◆ DIRECTIVE ◆
Establish how many lines in the material include the string "scattering" and report it as a lone number.

◆ LISTING ◆
—————

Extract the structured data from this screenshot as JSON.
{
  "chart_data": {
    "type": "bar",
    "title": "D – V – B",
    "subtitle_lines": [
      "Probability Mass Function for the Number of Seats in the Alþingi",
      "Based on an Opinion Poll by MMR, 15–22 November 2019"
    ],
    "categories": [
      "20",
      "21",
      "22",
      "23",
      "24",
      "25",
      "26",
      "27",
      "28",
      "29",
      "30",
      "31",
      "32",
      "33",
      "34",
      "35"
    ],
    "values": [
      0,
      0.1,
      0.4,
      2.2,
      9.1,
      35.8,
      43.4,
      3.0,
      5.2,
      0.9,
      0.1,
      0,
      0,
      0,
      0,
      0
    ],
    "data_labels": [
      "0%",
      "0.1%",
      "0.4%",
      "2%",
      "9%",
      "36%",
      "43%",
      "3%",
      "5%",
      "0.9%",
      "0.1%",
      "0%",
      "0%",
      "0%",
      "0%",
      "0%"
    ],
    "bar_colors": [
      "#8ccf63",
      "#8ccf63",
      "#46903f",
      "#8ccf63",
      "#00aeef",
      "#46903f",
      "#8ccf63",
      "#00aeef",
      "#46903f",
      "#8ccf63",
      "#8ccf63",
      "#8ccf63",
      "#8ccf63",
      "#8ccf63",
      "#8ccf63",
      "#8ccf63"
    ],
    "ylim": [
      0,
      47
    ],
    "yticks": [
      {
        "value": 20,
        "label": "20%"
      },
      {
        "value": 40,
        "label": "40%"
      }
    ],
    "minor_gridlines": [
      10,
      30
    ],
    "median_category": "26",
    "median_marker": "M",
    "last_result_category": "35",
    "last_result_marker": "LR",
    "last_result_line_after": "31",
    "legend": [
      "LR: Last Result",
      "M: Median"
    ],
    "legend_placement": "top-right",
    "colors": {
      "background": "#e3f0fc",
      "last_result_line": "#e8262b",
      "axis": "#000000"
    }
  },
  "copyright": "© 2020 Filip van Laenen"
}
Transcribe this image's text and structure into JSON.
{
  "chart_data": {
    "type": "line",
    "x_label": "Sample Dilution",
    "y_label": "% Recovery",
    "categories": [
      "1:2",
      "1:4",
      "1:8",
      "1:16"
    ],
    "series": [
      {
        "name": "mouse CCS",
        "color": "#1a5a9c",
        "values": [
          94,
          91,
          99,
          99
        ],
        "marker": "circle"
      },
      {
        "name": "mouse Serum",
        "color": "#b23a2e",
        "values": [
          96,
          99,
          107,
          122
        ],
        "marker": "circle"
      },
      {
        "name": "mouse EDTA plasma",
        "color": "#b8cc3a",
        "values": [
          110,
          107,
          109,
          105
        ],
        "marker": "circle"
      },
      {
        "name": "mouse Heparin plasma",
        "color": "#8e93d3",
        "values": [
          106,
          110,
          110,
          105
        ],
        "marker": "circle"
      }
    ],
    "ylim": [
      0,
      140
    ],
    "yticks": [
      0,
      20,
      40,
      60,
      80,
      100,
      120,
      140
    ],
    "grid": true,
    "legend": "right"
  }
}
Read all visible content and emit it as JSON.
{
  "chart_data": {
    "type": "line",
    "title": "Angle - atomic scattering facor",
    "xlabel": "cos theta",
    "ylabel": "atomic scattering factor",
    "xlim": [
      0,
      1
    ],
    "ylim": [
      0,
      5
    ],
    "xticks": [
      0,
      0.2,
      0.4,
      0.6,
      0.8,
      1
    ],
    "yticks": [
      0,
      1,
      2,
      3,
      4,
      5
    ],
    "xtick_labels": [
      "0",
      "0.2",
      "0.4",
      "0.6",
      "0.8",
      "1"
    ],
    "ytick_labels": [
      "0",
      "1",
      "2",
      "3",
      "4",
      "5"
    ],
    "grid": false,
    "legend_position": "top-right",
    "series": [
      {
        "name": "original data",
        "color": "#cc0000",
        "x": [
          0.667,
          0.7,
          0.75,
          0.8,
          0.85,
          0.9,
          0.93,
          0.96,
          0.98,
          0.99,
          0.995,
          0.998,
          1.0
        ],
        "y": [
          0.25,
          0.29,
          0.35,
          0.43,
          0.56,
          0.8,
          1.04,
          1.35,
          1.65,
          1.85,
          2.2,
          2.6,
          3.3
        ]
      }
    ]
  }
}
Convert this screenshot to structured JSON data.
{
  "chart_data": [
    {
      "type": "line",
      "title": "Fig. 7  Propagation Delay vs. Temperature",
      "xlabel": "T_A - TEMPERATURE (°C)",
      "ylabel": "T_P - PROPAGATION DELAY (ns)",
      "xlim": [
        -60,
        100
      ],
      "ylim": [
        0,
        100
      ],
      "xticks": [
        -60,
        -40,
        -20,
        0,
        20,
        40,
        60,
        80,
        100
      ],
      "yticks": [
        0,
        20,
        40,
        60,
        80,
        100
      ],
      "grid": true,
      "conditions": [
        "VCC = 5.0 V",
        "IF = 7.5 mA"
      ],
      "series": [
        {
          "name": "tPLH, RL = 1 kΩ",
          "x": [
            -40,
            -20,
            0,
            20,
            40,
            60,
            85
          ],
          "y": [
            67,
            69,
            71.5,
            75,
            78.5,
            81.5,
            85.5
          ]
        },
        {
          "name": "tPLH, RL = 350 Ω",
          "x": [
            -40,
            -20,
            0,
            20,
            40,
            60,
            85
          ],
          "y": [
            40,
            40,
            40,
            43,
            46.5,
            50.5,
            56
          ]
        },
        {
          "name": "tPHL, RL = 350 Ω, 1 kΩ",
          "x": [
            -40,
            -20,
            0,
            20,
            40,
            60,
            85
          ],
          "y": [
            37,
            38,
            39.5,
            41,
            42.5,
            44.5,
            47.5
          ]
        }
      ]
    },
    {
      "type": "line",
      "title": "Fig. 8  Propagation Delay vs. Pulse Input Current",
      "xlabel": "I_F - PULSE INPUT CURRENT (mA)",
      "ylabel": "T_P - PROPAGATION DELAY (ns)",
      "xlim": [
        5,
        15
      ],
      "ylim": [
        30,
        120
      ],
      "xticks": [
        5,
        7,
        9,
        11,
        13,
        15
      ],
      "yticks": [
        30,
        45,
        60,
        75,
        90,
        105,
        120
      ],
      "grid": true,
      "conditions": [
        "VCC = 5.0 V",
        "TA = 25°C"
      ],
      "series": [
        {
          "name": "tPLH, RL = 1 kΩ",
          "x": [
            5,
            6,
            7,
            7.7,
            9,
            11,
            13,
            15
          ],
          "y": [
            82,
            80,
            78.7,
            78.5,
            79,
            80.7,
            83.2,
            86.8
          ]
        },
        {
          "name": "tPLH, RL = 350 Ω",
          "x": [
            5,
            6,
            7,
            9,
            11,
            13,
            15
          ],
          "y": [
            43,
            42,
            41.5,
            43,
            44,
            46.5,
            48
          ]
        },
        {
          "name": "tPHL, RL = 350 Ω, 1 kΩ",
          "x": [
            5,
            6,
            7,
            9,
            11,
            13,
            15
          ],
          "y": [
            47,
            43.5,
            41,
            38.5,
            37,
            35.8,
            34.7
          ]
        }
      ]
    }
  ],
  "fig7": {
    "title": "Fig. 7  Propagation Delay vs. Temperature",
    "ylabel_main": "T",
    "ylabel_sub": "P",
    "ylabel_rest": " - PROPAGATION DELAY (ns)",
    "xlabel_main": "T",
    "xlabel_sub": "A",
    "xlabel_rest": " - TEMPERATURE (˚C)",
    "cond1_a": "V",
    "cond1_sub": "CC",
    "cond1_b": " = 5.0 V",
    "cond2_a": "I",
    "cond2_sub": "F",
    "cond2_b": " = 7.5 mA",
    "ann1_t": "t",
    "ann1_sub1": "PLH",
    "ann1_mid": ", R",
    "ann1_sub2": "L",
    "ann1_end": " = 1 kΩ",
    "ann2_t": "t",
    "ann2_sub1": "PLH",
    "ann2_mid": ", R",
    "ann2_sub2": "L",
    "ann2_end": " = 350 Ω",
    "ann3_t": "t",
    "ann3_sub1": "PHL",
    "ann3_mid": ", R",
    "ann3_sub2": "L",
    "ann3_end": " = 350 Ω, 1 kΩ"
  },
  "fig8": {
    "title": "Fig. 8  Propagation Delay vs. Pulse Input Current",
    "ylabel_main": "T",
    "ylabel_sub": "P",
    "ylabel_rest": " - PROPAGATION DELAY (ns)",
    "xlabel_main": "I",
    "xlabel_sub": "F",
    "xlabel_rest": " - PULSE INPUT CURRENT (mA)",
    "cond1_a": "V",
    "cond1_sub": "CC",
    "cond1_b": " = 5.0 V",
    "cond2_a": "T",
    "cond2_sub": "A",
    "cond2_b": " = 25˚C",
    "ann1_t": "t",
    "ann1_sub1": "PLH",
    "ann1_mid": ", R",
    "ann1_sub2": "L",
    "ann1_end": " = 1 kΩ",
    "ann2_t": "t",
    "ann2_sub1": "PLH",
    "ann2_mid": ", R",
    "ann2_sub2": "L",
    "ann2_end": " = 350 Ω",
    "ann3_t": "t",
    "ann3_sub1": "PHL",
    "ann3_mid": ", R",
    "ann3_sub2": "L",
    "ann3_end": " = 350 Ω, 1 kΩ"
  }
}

—————

◆ CORRECT RESPONSE ◆
2